-- Begin DATASET EXCERPTS --

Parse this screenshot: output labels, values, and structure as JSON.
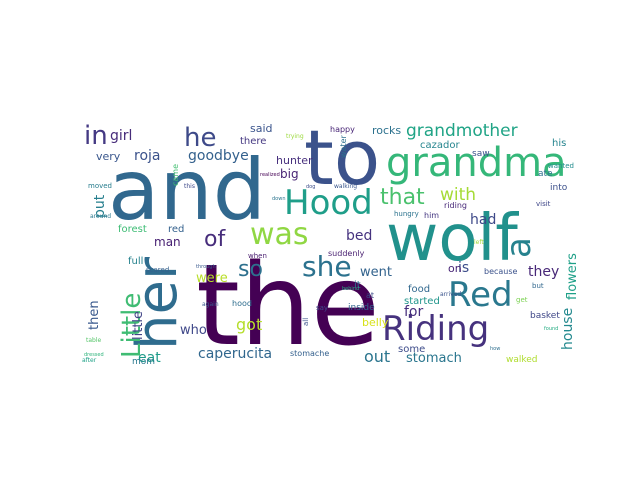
{
  "words": [
    {
      "text": "the",
      "color": "#440154"
    },
    {
      "text": "and",
      "color": "#31688e"
    },
    {
      "text": "wolf",
      "color": "#21918c"
    },
    {
      "text": "to",
      "color": "#3b528b"
    },
    {
      "text": "her",
      "color": "#2f6c8e"
    },
    {
      "text": "grandma",
      "color": "#35b779"
    },
    {
      "text": "Hood",
      "color": "#1f9e89"
    },
    {
      "text": "Riding",
      "color": "#46327e"
    },
    {
      "text": "Red",
      "color": "#2a788e"
    },
    {
      "text": "Little",
      "color": "#3fbc73"
    },
    {
      "text": "was",
      "color": "#90d743"
    },
    {
      "text": "a",
      "color": "#26828e"
    },
    {
      "text": "she",
      "color": "#2c728e"
    },
    {
      "text": "in",
      "color": "#443983"
    },
    {
      "text": "he",
      "color": "#3e4a89"
    },
    {
      "text": "that",
      "color": "#4ac16d"
    },
    {
      "text": "of",
      "color": "#472d7b"
    },
    {
      "text": "so",
      "color": "#2d708e"
    },
    {
      "text": "grandmother",
      "color": "#20a486"
    },
    {
      "text": "with",
      "color": "#a5db36"
    },
    {
      "text": "girl",
      "color": "#472c7a"
    },
    {
      "text": "roja",
      "color": "#3b528b"
    },
    {
      "text": "goodbye",
      "color": "#34618d"
    },
    {
      "text": "put",
      "color": "#277f8e"
    },
    {
      "text": "had",
      "color": "#3e4989"
    },
    {
      "text": "bed",
      "color": "#46337f"
    },
    {
      "text": "for",
      "color": "#472f7d"
    },
    {
      "text": "went",
      "color": "#33638d"
    },
    {
      "text": "is",
      "color": "#3d4d8a"
    },
    {
      "text": "on",
      "color": "#482576"
    },
    {
      "text": "they",
      "color": "#482878"
    },
    {
      "text": "flowers",
      "color": "#1fa088"
    },
    {
      "text": "house",
      "color": "#23898e"
    },
    {
      "text": "then",
      "color": "#38588c"
    },
    {
      "text": "little",
      "color": "#414487"
    },
    {
      "text": "who",
      "color": "#3f4889"
    },
    {
      "text": "got",
      "color": "#b5de2b"
    },
    {
      "text": "eat",
      "color": "#1e9b8a"
    },
    {
      "text": "caperucita",
      "color": "#31678e"
    },
    {
      "text": "out",
      "color": "#2b758e"
    },
    {
      "text": "stomach",
      "color": "#2a768e"
    },
    {
      "text": "were",
      "color": "#b8de29"
    },
    {
      "text": "man",
      "color": "#482173"
    },
    {
      "text": "forest",
      "color": "#3dbc74"
    },
    {
      "text": "said",
      "color": "#3a548c"
    },
    {
      "text": "there",
      "color": "#453882"
    },
    {
      "text": "very",
      "color": "#39568c"
    },
    {
      "text": "big",
      "color": "#482374"
    },
    {
      "text": "hunter",
      "color": "#472f7d"
    },
    {
      "text": "rocks",
      "color": "#2c718e"
    },
    {
      "text": "cazador",
      "color": "#25858e"
    },
    {
      "text": "his",
      "color": "#25848e"
    },
    {
      "text": "food",
      "color": "#31688e"
    },
    {
      "text": "belly",
      "color": "#d8e219"
    },
    {
      "text": "started",
      "color": "#1f958b"
    },
    {
      "text": "some",
      "color": "#3e4c8a"
    },
    {
      "text": "mom",
      "color": "#29798e"
    },
    {
      "text": "came",
      "color": "#43bf71"
    },
    {
      "text": "full",
      "color": "#26828e"
    },
    {
      "text": "red",
      "color": "#34618d"
    },
    {
      "text": "basket",
      "color": "#3f4788"
    },
    {
      "text": "ate",
      "color": "#2d708e"
    },
    {
      "text": "into",
      "color": "#3c508b"
    },
    {
      "text": "saw",
      "color": "#3b528b"
    },
    {
      "text": "inside",
      "color": "#32658e"
    },
    {
      "text": "suddenly",
      "color": "#481f70"
    },
    {
      "text": "stomache",
      "color": "#34608d"
    },
    {
      "text": "hood",
      "color": "#2e6d8e"
    },
    {
      "text": "again",
      "color": "#38588c"
    },
    {
      "text": "walked",
      "color": "#b0dd2f"
    },
    {
      "text": "riding",
      "color": "#482979"
    },
    {
      "text": "him",
      "color": "#453781"
    },
    {
      "text": "hungry",
      "color": "#2c738e"
    },
    {
      "text": "visit",
      "color": "#3f4788"
    },
    {
      "text": "wanted",
      "color": "#228c8d"
    },
    {
      "text": "happy",
      "color": "#482576"
    },
    {
      "text": "trying",
      "color": "#9bd93c"
    },
    {
      "text": "water",
      "color": "#2d708e"
    },
    {
      "text": "scared",
      "color": "#34608d"
    },
    {
      "text": "say",
      "color": "#3e4c8a"
    },
    {
      "text": "at",
      "color": "#3d4d8a"
    },
    {
      "text": "it",
      "color": "#2f6c8e"
    },
    {
      "text": "because",
      "color": "#3b528b"
    },
    {
      "text": "but",
      "color": "#31688e"
    },
    {
      "text": "arrived",
      "color": "#3a548c"
    },
    {
      "text": "get",
      "color": "#7ad151"
    },
    {
      "text": "when",
      "color": "#481c6e"
    },
    {
      "text": "through",
      "color": "#38588c"
    },
    {
      "text": "walking",
      "color": "#39568c"
    },
    {
      "text": "dog",
      "color": "#3d4e8a"
    },
    {
      "text": "down",
      "color": "#2b748e"
    },
    {
      "text": "moved",
      "color": "#287d8e"
    },
    {
      "text": "around",
      "color": "#2a788e"
    },
    {
      "text": "dressed",
      "color": "#2fb47c"
    },
    {
      "text": "after",
      "color": "#1fa187"
    },
    {
      "text": "table",
      "color": "#54c568"
    },
    {
      "text": "left",
      "color": "#9fda3a"
    },
    {
      "text": "how",
      "color": "#2e6e8e"
    },
    {
      "text": "found",
      "color": "#25ac82"
    },
    {
      "text": "all",
      "color": "#3b528b"
    },
    {
      "text": "this",
      "color": "#3e4989"
    },
    {
      "text": "behind",
      "color": "#27ad81"
    },
    {
      "text": "realized",
      "color": "#440154"
    }
  ]
}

-- End DATASET EXCERPTS --

EXERCISE AIM.
Except for the pictures, give all the material above again verbatim.

EXERCISE ANSWER.
Parse this screenshot: output labels, values, and structure as JSON.
{
  "words": [
    {
      "text": "the",
      "color": "#440154"
    },
    {
      "text": "and",
      "color": "#31688e"
    },
    {
      "text": "wolf",
      "color": "#21918c"
    },
    {
      "text": "to",
      "color": "#3b528b"
    },
    {
      "text": "her",
      "color": "#2f6c8e"
    },
    {
      "text": "grandma",
      "color": "#35b779"
    },
    {
      "text": "Hood",
      "color": "#1f9e89"
    },
    {
      "text": "Riding",
      "color": "#46327e"
    },
    {
      "text": "Red",
      "color": "#2a788e"
    },
    {
      "text": "Little",
      "color": "#3fbc73"
    },
    {
      "text": "was",
      "color": "#90d743"
    },
    {
      "text": "a",
      "color": "#26828e"
    },
    {
      "text": "she",
      "color": "#2c728e"
    },
    {
      "text": "in",
      "color": "#443983"
    },
    {
      "text": "he",
      "color": "#3e4a89"
    },
    {
      "text": "that",
      "color": "#4ac16d"
    },
    {
      "text": "of",
      "color": "#472d7b"
    },
    {
      "text": "so",
      "color": "#2d708e"
    },
    {
      "text": "grandmother",
      "color": "#20a486"
    },
    {
      "text": "with",
      "color": "#a5db36"
    },
    {
      "text": "girl",
      "color": "#472c7a"
    },
    {
      "text": "roja",
      "color": "#3b528b"
    },
    {
      "text": "goodbye",
      "color": "#34618d"
    },
    {
      "text": "put",
      "color": "#277f8e"
    },
    {
      "text": "had",
      "color": "#3e4989"
    },
    {
      "text": "bed",
      "color": "#46337f"
    },
    {
      "text": "for",
      "color": "#472f7d"
    },
    {
      "text": "went",
      "color": "#33638d"
    },
    {
      "text": "is",
      "color": "#3d4d8a"
    },
    {
      "text": "on",
      "color": "#482576"
    },
    {
      "text": "they",
      "color": "#482878"
    },
    {
      "text": "flowers",
      "color": "#1fa088"
    },
    {
      "text": "house",
      "color": "#23898e"
    },
    {
      "text": "then",
      "color": "#38588c"
    },
    {
      "text": "little",
      "color": "#414487"
    },
    {
      "text": "who",
      "color": "#3f4889"
    },
    {
      "text": "got",
      "color": "#b5de2b"
    },
    {
      "text": "eat",
      "color": "#1e9b8a"
    },
    {
      "text": "caperucita",
      "color": "#31678e"
    },
    {
      "text": "out",
      "color": "#2b758e"
    },
    {
      "text": "stomach",
      "color": "#2a768e"
    },
    {
      "text": "were",
      "color": "#b8de29"
    },
    {
      "text": "man",
      "color": "#482173"
    },
    {
      "text": "forest",
      "color": "#3dbc74"
    },
    {
      "text": "said",
      "color": "#3a548c"
    },
    {
      "text": "there",
      "color": "#453882"
    },
    {
      "text": "very",
      "color": "#39568c"
    },
    {
      "text": "big",
      "color": "#482374"
    },
    {
      "text": "hunter",
      "color": "#472f7d"
    },
    {
      "text": "rocks",
      "color": "#2c718e"
    },
    {
      "text": "cazador",
      "color": "#25858e"
    },
    {
      "text": "his",
      "color": "#25848e"
    },
    {
      "text": "food",
      "color": "#31688e"
    },
    {
      "text": "belly",
      "color": "#d8e219"
    },
    {
      "text": "started",
      "color": "#1f958b"
    },
    {
      "text": "some",
      "color": "#3e4c8a"
    },
    {
      "text": "mom",
      "color": "#29798e"
    },
    {
      "text": "came",
      "color": "#43bf71"
    },
    {
      "text": "full",
      "color": "#26828e"
    },
    {
      "text": "red",
      "color": "#34618d"
    },
    {
      "text": "basket",
      "color": "#3f4788"
    },
    {
      "text": "ate",
      "color": "#2d708e"
    },
    {
      "text": "into",
      "color": "#3c508b"
    },
    {
      "text": "saw",
      "color": "#3b528b"
    },
    {
      "text": "inside",
      "color": "#32658e"
    },
    {
      "text": "suddenly",
      "color": "#481f70"
    },
    {
      "text": "stomache",
      "color": "#34608d"
    },
    {
      "text": "hood",
      "color": "#2e6d8e"
    },
    {
      "text": "again",
      "color": "#38588c"
    },
    {
      "text": "walked",
      "color": "#b0dd2f"
    },
    {
      "text": "riding",
      "color": "#482979"
    },
    {
      "text": "him",
      "color": "#453781"
    },
    {
      "text": "hungry",
      "color": "#2c738e"
    },
    {
      "text": "visit",
      "color": "#3f4788"
    },
    {
      "text": "wanted",
      "color": "#228c8d"
    },
    {
      "text": "happy",
      "color": "#482576"
    },
    {
      "text": "trying",
      "color": "#9bd93c"
    },
    {
      "text": "water",
      "color": "#2d708e"
    },
    {
      "text": "scared",
      "color": "#34608d"
    },
    {
      "text": "say",
      "color": "#3e4c8a"
    },
    {
      "text": "at",
      "color": "#3d4d8a"
    },
    {
      "text": "it",
      "color": "#2f6c8e"
    },
    {
      "text": "because",
      "color": "#3b528b"
    },
    {
      "text": "but",
      "color": "#31688e"
    },
    {
      "text": "arrived",
      "color": "#3a548c"
    },
    {
      "text": "get",
      "color": "#7ad151"
    },
    {
      "text": "when",
      "color": "#481c6e"
    },
    {
      "text": "through",
      "color": "#38588c"
    },
    {
      "text": "walking",
      "color": "#39568c"
    },
    {
      "text": "dog",
      "color": "#3d4e8a"
    },
    {
      "text": "down",
      "color": "#2b748e"
    },
    {
      "text": "moved",
      "color": "#287d8e"
    },
    {
      "text": "around",
      "color": "#2a788e"
    },
    {
      "text": "dressed",
      "color": "#2fb47c"
    },
    {
      "text": "after",
      "color": "#1fa187"
    },
    {
      "text": "table",
      "color": "#54c568"
    },
    {
      "text": "left",
      "color": "#9fda3a"
    },
    {
      "text": "how",
      "color": "#2e6e8e"
    },
    {
      "text": "found",
      "color": "#25ac82"
    },
    {
      "text": "all",
      "color": "#3b528b"
    },
    {
      "text": "this",
      "color": "#3e4989"
    },
    {
      "text": "behind",
      "color": "#27ad81"
    },
    {
      "text": "realized",
      "color": "#440154"
    }
  ]
}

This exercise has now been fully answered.